### Exercise task
Copy the records below exactly, omitting any pictures they contain.

* * * * * * *

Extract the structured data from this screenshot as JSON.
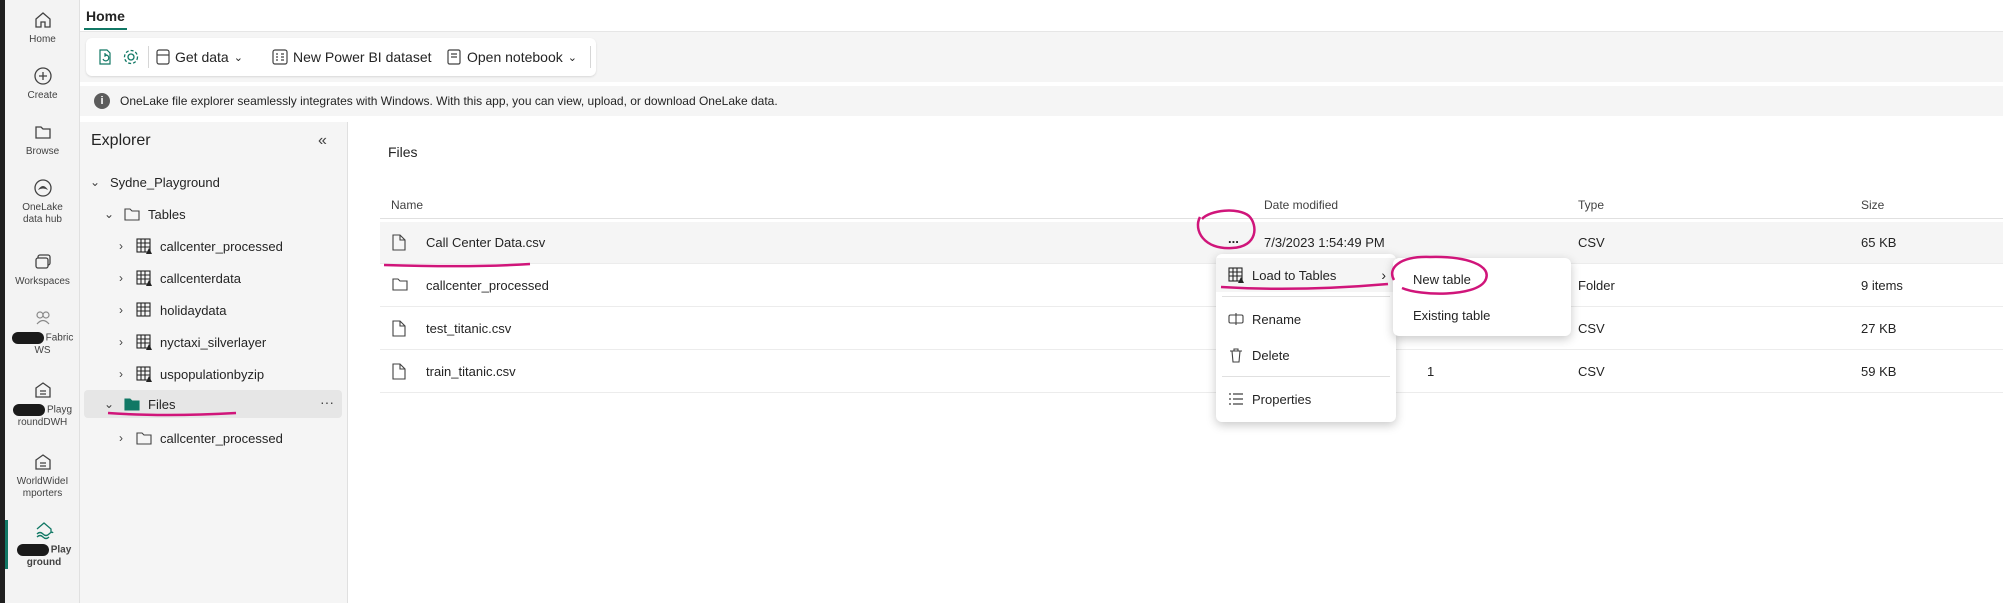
{
  "nav": {
    "items": [
      {
        "label": "Home",
        "icon": "home-icon"
      },
      {
        "label": "Create",
        "icon": "create-icon"
      },
      {
        "label": "Browse",
        "icon": "browse-icon"
      },
      {
        "label_line1": "OneLake",
        "label_line2": "data hub",
        "icon": "onelake-icon"
      },
      {
        "label": "Workspaces",
        "icon": "workspaces-icon"
      },
      {
        "label_line1": "Fabric",
        "label_line2": "WS",
        "icon": "fabric-ws-icon"
      },
      {
        "label_line1": "Playg",
        "label_line2": "roundDWH",
        "icon": "warehouse-icon"
      },
      {
        "label_line1": "WorldWideI",
        "label_line2": "mporters",
        "icon": "warehouse-icon"
      },
      {
        "label_line1": "Play",
        "label_line2": "ground",
        "icon": "lakehouse-icon"
      }
    ]
  },
  "header": {
    "tab": "Home"
  },
  "toolbar": {
    "get_data": "Get data",
    "new_dataset": "New Power BI dataset",
    "open_notebook": "Open notebook"
  },
  "info": {
    "text": "OneLake file explorer seamlessly integrates with Windows. With this app, you can view, upload, or download OneLake data."
  },
  "explorer": {
    "title": "Explorer",
    "root": "Sydne_Playground",
    "tables_label": "Tables",
    "tables": [
      "callcenter_processed",
      "callcenterdata",
      "holidaydata",
      "nyctaxi_silverlayer",
      "uspopulationbyzip"
    ],
    "files_label": "Files",
    "files": [
      "callcenter_processed"
    ],
    "more": "···"
  },
  "main": {
    "title": "Files",
    "columns": {
      "name": "Name",
      "date": "Date modified",
      "type": "Type",
      "size": "Size"
    },
    "rows": [
      {
        "name": "Call Center Data.csv",
        "date": "7/3/2023 1:54:49 PM",
        "type": "CSV",
        "size": "65 KB",
        "kind": "file"
      },
      {
        "name": "callcenter_processed",
        "date": "",
        "type": "Folder",
        "size": "9 items",
        "kind": "folder"
      },
      {
        "name": "test_titanic.csv",
        "date": "",
        "type": "CSV",
        "size": "27 KB",
        "kind": "file"
      },
      {
        "name": "train_titanic.csv",
        "date": "1",
        "type": "CSV",
        "size": "59 KB",
        "kind": "file"
      }
    ],
    "row_more": "..."
  },
  "context_menu": {
    "load_to_tables": "Load to Tables",
    "rename": "Rename",
    "delete": "Delete",
    "properties": "Properties"
  },
  "submenu": {
    "new_table": "New table",
    "existing_table": "Existing table"
  },
  "colors": {
    "accent": "#117865",
    "annotation": "#d0157a"
  }
}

* * * * * * *

### Solution to the problem
Extract the structured data from this screenshot as JSON.
{
  "nav": {
    "items": [
      {
        "label": "Home",
        "icon": "home-icon"
      },
      {
        "label": "Create",
        "icon": "create-icon"
      },
      {
        "label": "Browse",
        "icon": "browse-icon"
      },
      {
        "label_line1": "OneLake",
        "label_line2": "data hub",
        "icon": "onelake-icon"
      },
      {
        "label": "Workspaces",
        "icon": "workspaces-icon"
      },
      {
        "label_line1": "Fabric",
        "label_line2": "WS",
        "icon": "fabric-ws-icon"
      },
      {
        "label_line1": "Playg",
        "label_line2": "roundDWH",
        "icon": "warehouse-icon"
      },
      {
        "label_line1": "WorldWideI",
        "label_line2": "mporters",
        "icon": "warehouse-icon"
      },
      {
        "label_line1": "Play",
        "label_line2": "ground",
        "icon": "lakehouse-icon"
      }
    ]
  },
  "header": {
    "tab": "Home"
  },
  "toolbar": {
    "get_data": "Get data",
    "new_dataset": "New Power BI dataset",
    "open_notebook": "Open notebook"
  },
  "info": {
    "text": "OneLake file explorer seamlessly integrates with Windows. With this app, you can view, upload, or download OneLake data."
  },
  "explorer": {
    "title": "Explorer",
    "root": "Sydne_Playground",
    "tables_label": "Tables",
    "tables": [
      "callcenter_processed",
      "callcenterdata",
      "holidaydata",
      "nyctaxi_silverlayer",
      "uspopulationbyzip"
    ],
    "files_label": "Files",
    "files": [
      "callcenter_processed"
    ],
    "more": "···"
  },
  "main": {
    "title": "Files",
    "columns": {
      "name": "Name",
      "date": "Date modified",
      "type": "Type",
      "size": "Size"
    },
    "rows": [
      {
        "name": "Call Center Data.csv",
        "date": "7/3/2023 1:54:49 PM",
        "type": "CSV",
        "size": "65 KB",
        "kind": "file"
      },
      {
        "name": "callcenter_processed",
        "date": "",
        "type": "Folder",
        "size": "9 items",
        "kind": "folder"
      },
      {
        "name": "test_titanic.csv",
        "date": "",
        "type": "CSV",
        "size": "27 KB",
        "kind": "file"
      },
      {
        "name": "train_titanic.csv",
        "date": "1",
        "type": "CSV",
        "size": "59 KB",
        "kind": "file"
      }
    ],
    "row_more": "..."
  },
  "context_menu": {
    "load_to_tables": "Load to Tables",
    "rename": "Rename",
    "delete": "Delete",
    "properties": "Properties"
  },
  "submenu": {
    "new_table": "New table",
    "existing_table": "Existing table"
  },
  "colors": {
    "accent": "#117865",
    "annotation": "#d0157a"
  }
}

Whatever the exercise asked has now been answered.